_DATA SECTION_
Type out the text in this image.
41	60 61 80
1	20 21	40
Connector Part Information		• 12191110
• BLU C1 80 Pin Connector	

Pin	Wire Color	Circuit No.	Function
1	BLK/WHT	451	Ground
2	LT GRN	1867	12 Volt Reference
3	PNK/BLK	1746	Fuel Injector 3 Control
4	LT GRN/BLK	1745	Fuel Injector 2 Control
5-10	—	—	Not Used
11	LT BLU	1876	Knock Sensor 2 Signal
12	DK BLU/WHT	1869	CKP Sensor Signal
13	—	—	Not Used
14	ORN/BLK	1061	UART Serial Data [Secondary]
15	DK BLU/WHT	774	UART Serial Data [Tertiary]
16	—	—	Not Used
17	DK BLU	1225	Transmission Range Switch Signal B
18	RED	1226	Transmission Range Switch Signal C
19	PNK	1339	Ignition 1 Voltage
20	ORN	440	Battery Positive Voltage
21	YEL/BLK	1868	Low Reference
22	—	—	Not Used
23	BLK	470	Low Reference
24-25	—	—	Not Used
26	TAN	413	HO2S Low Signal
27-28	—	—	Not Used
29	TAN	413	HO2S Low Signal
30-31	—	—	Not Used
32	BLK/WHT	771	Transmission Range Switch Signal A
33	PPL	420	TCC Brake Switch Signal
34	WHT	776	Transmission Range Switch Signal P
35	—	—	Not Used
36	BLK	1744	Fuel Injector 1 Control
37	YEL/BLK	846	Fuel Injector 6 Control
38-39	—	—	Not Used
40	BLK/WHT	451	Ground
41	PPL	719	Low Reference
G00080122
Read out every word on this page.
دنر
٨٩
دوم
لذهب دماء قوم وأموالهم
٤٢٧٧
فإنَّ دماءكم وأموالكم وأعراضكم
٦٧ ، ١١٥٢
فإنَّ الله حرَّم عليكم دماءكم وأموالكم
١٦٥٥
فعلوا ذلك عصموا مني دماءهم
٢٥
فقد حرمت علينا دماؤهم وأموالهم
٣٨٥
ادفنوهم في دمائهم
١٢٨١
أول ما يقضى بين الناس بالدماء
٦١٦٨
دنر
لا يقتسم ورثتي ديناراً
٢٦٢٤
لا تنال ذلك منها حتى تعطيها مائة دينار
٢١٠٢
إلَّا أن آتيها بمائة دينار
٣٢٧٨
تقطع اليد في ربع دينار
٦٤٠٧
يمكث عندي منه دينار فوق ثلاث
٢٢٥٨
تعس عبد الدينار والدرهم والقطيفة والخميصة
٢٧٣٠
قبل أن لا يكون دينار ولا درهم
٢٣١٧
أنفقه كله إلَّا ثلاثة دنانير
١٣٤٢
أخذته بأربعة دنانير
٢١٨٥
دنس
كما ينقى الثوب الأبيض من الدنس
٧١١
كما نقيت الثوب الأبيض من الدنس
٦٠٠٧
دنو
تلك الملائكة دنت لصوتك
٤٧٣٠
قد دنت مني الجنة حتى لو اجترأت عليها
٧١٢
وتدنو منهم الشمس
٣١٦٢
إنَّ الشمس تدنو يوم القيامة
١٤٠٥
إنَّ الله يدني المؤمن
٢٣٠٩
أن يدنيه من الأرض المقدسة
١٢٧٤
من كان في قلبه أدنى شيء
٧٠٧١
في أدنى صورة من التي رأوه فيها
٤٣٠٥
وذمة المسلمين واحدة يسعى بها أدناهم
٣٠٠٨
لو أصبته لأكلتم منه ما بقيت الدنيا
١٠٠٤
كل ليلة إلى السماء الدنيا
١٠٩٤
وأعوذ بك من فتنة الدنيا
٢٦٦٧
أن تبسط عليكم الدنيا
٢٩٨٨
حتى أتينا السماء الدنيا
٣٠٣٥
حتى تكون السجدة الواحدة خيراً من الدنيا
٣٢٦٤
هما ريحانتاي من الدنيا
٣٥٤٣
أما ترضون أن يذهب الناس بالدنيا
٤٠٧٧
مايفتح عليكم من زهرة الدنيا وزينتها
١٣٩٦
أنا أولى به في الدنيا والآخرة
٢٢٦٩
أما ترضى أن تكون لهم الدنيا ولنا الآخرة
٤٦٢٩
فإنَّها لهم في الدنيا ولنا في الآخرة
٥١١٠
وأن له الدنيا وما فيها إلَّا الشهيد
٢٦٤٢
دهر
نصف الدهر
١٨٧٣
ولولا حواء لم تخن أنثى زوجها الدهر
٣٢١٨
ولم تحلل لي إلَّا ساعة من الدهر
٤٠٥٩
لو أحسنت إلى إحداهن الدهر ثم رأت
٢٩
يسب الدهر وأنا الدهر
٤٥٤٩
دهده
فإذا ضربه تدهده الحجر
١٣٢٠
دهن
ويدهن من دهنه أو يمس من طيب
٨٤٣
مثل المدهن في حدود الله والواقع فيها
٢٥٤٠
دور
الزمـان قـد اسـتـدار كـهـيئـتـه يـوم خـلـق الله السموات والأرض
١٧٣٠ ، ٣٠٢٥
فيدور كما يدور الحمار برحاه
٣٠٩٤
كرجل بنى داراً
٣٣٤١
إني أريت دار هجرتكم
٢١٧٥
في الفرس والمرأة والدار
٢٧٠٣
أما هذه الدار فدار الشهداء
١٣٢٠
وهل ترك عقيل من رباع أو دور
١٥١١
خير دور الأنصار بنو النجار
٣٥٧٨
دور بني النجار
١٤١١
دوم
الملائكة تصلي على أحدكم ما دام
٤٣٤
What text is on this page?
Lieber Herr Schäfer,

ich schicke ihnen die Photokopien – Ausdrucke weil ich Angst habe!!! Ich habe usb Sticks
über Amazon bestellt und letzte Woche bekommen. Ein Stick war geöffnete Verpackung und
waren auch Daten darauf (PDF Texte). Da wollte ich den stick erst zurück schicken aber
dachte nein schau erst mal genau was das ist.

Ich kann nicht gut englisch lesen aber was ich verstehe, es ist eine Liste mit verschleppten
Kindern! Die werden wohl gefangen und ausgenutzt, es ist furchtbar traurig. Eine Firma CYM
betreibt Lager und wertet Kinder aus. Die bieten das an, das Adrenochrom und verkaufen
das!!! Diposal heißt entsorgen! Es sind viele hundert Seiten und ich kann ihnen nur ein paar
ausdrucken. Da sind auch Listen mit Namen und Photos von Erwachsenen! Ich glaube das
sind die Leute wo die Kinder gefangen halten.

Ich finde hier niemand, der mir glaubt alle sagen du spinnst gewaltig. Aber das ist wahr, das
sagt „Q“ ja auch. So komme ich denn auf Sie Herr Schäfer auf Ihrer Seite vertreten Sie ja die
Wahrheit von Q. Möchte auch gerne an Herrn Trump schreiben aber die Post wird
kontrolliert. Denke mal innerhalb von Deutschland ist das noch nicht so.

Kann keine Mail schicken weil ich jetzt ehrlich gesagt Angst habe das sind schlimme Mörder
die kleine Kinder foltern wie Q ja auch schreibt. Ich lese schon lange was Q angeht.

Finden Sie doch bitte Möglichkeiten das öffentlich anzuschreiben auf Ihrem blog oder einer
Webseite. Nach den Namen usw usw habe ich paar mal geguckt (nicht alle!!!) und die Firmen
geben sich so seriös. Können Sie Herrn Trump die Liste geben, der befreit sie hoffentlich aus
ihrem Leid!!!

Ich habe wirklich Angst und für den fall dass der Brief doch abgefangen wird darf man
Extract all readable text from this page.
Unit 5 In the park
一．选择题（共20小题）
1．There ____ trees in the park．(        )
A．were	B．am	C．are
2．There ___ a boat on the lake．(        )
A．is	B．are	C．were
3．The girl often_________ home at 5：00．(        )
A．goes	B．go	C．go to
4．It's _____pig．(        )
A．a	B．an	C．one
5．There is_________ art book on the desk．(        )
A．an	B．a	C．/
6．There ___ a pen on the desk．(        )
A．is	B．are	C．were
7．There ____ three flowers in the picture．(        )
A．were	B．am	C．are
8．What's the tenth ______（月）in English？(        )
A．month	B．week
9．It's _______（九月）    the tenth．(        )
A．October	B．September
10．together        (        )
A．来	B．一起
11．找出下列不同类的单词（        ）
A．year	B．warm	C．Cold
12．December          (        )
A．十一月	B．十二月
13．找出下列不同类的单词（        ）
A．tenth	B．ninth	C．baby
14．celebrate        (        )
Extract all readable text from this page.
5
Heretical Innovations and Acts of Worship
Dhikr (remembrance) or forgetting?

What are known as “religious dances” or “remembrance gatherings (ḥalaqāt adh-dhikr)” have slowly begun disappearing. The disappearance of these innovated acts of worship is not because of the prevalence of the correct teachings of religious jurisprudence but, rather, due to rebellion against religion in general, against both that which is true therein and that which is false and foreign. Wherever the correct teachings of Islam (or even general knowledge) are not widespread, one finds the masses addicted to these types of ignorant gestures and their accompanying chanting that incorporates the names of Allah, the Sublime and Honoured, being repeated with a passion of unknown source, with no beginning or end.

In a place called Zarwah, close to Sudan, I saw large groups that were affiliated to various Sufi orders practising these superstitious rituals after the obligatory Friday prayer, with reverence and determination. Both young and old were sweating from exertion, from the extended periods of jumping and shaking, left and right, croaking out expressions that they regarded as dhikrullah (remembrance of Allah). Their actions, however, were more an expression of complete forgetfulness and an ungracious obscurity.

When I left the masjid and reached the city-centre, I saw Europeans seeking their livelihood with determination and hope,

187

_EXERCISE DESCRIPTION_
In the lines above, locate the string "Namen". Copy every line where it occurs.

_THE OUTPUT_
ausdrucken. Da sind auch Listen mit Namen und Photos von Erwachsenen! Ich glaube das
Webseite. Nach den Namen usw usw habe ich paar mal geguckt (nicht alle!!!) und die Firmen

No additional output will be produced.